━━ AVAILABLE DATA ━━

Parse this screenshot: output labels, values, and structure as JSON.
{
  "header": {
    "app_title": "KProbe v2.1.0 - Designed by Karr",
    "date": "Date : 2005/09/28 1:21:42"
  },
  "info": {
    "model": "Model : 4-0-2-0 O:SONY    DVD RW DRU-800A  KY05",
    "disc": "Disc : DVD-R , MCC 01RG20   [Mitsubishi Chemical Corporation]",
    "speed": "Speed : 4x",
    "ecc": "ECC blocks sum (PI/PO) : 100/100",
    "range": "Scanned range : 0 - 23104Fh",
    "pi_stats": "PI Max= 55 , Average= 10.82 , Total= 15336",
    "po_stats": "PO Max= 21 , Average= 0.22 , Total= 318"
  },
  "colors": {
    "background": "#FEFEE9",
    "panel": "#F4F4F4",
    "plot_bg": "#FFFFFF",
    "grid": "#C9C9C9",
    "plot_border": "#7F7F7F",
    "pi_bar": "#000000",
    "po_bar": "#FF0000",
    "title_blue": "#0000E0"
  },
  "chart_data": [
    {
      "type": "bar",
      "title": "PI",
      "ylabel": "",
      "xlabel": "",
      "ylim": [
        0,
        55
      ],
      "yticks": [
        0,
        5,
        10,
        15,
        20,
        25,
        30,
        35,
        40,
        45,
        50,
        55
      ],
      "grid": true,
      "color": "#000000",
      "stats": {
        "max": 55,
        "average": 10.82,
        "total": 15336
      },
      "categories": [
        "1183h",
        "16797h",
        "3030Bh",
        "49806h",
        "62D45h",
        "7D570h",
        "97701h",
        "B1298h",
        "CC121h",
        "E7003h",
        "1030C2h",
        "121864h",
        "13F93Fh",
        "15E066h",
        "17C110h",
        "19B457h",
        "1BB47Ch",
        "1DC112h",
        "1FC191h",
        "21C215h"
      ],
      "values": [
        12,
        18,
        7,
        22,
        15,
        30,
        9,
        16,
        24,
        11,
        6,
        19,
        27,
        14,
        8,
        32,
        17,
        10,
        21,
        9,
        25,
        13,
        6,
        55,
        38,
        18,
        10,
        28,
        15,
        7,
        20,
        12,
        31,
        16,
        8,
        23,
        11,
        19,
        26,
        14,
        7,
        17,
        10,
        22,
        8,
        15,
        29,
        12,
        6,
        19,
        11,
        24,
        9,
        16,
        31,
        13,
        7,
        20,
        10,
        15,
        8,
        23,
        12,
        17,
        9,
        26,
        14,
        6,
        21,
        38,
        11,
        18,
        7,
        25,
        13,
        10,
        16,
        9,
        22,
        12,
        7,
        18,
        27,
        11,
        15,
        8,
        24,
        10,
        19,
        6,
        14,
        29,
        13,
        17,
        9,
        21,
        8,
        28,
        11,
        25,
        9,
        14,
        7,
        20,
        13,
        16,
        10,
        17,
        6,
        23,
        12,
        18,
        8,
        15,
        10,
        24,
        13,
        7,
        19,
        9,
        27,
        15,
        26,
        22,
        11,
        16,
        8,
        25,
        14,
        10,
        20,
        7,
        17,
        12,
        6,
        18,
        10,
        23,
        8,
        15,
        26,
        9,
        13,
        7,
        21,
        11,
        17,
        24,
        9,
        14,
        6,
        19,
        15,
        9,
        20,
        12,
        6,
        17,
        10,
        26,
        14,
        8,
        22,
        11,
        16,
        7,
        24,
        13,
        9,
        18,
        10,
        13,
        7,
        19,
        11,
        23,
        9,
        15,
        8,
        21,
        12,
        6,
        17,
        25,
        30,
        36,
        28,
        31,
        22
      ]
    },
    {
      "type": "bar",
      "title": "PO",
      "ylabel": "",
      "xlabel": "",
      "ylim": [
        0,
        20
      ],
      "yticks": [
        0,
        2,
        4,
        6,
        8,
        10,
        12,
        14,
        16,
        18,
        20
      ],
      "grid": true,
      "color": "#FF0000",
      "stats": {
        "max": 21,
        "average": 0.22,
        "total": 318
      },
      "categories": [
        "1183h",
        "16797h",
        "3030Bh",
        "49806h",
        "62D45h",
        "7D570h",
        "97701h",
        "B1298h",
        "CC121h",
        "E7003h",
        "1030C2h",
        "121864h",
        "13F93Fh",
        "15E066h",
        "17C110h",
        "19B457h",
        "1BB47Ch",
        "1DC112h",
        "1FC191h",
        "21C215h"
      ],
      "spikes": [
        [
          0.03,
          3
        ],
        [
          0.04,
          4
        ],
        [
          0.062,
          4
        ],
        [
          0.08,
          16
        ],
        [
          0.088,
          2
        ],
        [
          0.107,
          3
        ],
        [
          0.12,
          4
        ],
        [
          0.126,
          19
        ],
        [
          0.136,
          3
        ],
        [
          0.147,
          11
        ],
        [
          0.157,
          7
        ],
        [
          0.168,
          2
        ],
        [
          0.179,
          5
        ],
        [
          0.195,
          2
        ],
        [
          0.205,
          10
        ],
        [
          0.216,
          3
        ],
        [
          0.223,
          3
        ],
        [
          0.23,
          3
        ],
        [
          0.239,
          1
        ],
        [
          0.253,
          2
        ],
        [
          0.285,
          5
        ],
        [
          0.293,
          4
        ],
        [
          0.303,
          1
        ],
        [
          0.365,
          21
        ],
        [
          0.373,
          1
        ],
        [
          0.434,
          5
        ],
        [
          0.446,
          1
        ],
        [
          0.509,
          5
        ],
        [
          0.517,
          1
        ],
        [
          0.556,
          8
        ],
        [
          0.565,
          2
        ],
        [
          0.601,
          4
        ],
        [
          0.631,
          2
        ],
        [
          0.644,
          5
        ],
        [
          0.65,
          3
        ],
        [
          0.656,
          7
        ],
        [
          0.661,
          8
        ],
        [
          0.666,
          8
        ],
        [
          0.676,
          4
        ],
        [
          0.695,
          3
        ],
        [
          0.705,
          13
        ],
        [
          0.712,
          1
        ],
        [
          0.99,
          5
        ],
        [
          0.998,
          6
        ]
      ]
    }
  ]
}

━━━

## [WHAT YOU SHOULD DO]
Each line must be given again exactly as written above.

## [EXPECTED OUTPUT]
Parse this screenshot: output labels, values, and structure as JSON.
{
  "header": {
    "app_title": "KProbe v2.1.0 - Designed by Karr",
    "date": "Date : 2005/09/28 1:21:42"
  },
  "info": {
    "model": "Model : 4-0-2-0 O:SONY    DVD RW DRU-800A  KY05",
    "disc": "Disc : DVD-R , MCC 01RG20   [Mitsubishi Chemical Corporation]",
    "speed": "Speed : 4x",
    "ecc": "ECC blocks sum (PI/PO) : 100/100",
    "range": "Scanned range : 0 - 23104Fh",
    "pi_stats": "PI Max= 55 , Average= 10.82 , Total= 15336",
    "po_stats": "PO Max= 21 , Average= 0.22 , Total= 318"
  },
  "colors": {
    "background": "#FEFEE9",
    "panel": "#F4F4F4",
    "plot_bg": "#FFFFFF",
    "grid": "#C9C9C9",
    "plot_border": "#7F7F7F",
    "pi_bar": "#000000",
    "po_bar": "#FF0000",
    "title_blue": "#0000E0"
  },
  "chart_data": [
    {
      "type": "bar",
      "title": "PI",
      "ylabel": "",
      "xlabel": "",
      "ylim": [
        0,
        55
      ],
      "yticks": [
        0,
        5,
        10,
        15,
        20,
        25,
        30,
        35,
        40,
        45,
        50,
        55
      ],
      "grid": true,
      "color": "#000000",
      "stats": {
        "max": 55,
        "average": 10.82,
        "total": 15336
      },
      "categories": [
        "1183h",
        "16797h",
        "3030Bh",
        "49806h",
        "62D45h",
        "7D570h",
        "97701h",
        "B1298h",
        "CC121h",
        "E7003h",
        "1030C2h",
        "121864h",
        "13F93Fh",
        "15E066h",
        "17C110h",
        "19B457h",
        "1BB47Ch",
        "1DC112h",
        "1FC191h",
        "21C215h"
      ],
      "values": [
        12,
        18,
        7,
        22,
        15,
        30,
        9,
        16,
        24,
        11,
        6,
        19,
        27,
        14,
        8,
        32,
        17,
        10,
        21,
        9,
        25,
        13,
        6,
        55,
        38,
        18,
        10,
        28,
        15,
        7,
        20,
        12,
        31,
        16,
        8,
        23,
        11,
        19,
        26,
        14,
        7,
        17,
        10,
        22,
        8,
        15,
        29,
        12,
        6,
        19,
        11,
        24,
        9,
        16,
        31,
        13,
        7,
        20,
        10,
        15,
        8,
        23,
        12,
        17,
        9,
        26,
        14,
        6,
        21,
        38,
        11,
        18,
        7,
        25,
        13,
        10,
        16,
        9,
        22,
        12,
        7,
        18,
        27,
        11,
        15,
        8,
        24,
        10,
        19,
        6,
        14,
        29,
        13,
        17,
        9,
        21,
        8,
        28,
        11,
        25,
        9,
        14,
        7,
        20,
        13,
        16,
        10,
        17,
        6,
        23,
        12,
        18,
        8,
        15,
        10,
        24,
        13,
        7,
        19,
        9,
        27,
        15,
        26,
        22,
        11,
        16,
        8,
        25,
        14,
        10,
        20,
        7,
        17,
        12,
        6,
        18,
        10,
        23,
        8,
        15,
        26,
        9,
        13,
        7,
        21,
        11,
        17,
        24,
        9,
        14,
        6,
        19,
        15,
        9,
        20,
        12,
        6,
        17,
        10,
        26,
        14,
        8,
        22,
        11,
        16,
        7,
        24,
        13,
        9,
        18,
        10,
        13,
        7,
        19,
        11,
        23,
        9,
        15,
        8,
        21,
        12,
        6,
        17,
        25,
        30,
        36,
        28,
        31,
        22
      ]
    },
    {
      "type": "bar",
      "title": "PO",
      "ylabel": "",
      "xlabel": "",
      "ylim": [
        0,
        20
      ],
      "yticks": [
        0,
        2,
        4,
        6,
        8,
        10,
        12,
        14,
        16,
        18,
        20
      ],
      "grid": true,
      "color": "#FF0000",
      "stats": {
        "max": 21,
        "average": 0.22,
        "total": 318
      },
      "categories": [
        "1183h",
        "16797h",
        "3030Bh",
        "49806h",
        "62D45h",
        "7D570h",
        "97701h",
        "B1298h",
        "CC121h",
        "E7003h",
        "1030C2h",
        "121864h",
        "13F93Fh",
        "15E066h",
        "17C110h",
        "19B457h",
        "1BB47Ch",
        "1DC112h",
        "1FC191h",
        "21C215h"
      ],
      "spikes": [
        [
          0.03,
          3
        ],
        [
          0.04,
          4
        ],
        [
          0.062,
          4
        ],
        [
          0.08,
          16
        ],
        [
          0.088,
          2
        ],
        [
          0.107,
          3
        ],
        [
          0.12,
          4
        ],
        [
          0.126,
          19
        ],
        [
          0.136,
          3
        ],
        [
          0.147,
          11
        ],
        [
          0.157,
          7
        ],
        [
          0.168,
          2
        ],
        [
          0.179,
          5
        ],
        [
          0.195,
          2
        ],
        [
          0.205,
          10
        ],
        [
          0.216,
          3
        ],
        [
          0.223,
          3
        ],
        [
          0.23,
          3
        ],
        [
          0.239,
          1
        ],
        [
          0.253,
          2
        ],
        [
          0.285,
          5
        ],
        [
          0.293,
          4
        ],
        [
          0.303,
          1
        ],
        [
          0.365,
          21
        ],
        [
          0.373,
          1
        ],
        [
          0.434,
          5
        ],
        [
          0.446,
          1
        ],
        [
          0.509,
          5
        ],
        [
          0.517,
          1
        ],
        [
          0.556,
          8
        ],
        [
          0.565,
          2
        ],
        [
          0.601,
          4
        ],
        [
          0.631,
          2
        ],
        [
          0.644,
          5
        ],
        [
          0.65,
          3
        ],
        [
          0.656,
          7
        ],
        [
          0.661,
          8
        ],
        [
          0.666,
          8
        ],
        [
          0.676,
          4
        ],
        [
          0.695,
          3
        ],
        [
          0.705,
          13
        ],
        [
          0.712,
          1
        ],
        [
          0.99,
          5
        ],
        [
          0.998,
          6
        ]
      ]
    }
  ]
}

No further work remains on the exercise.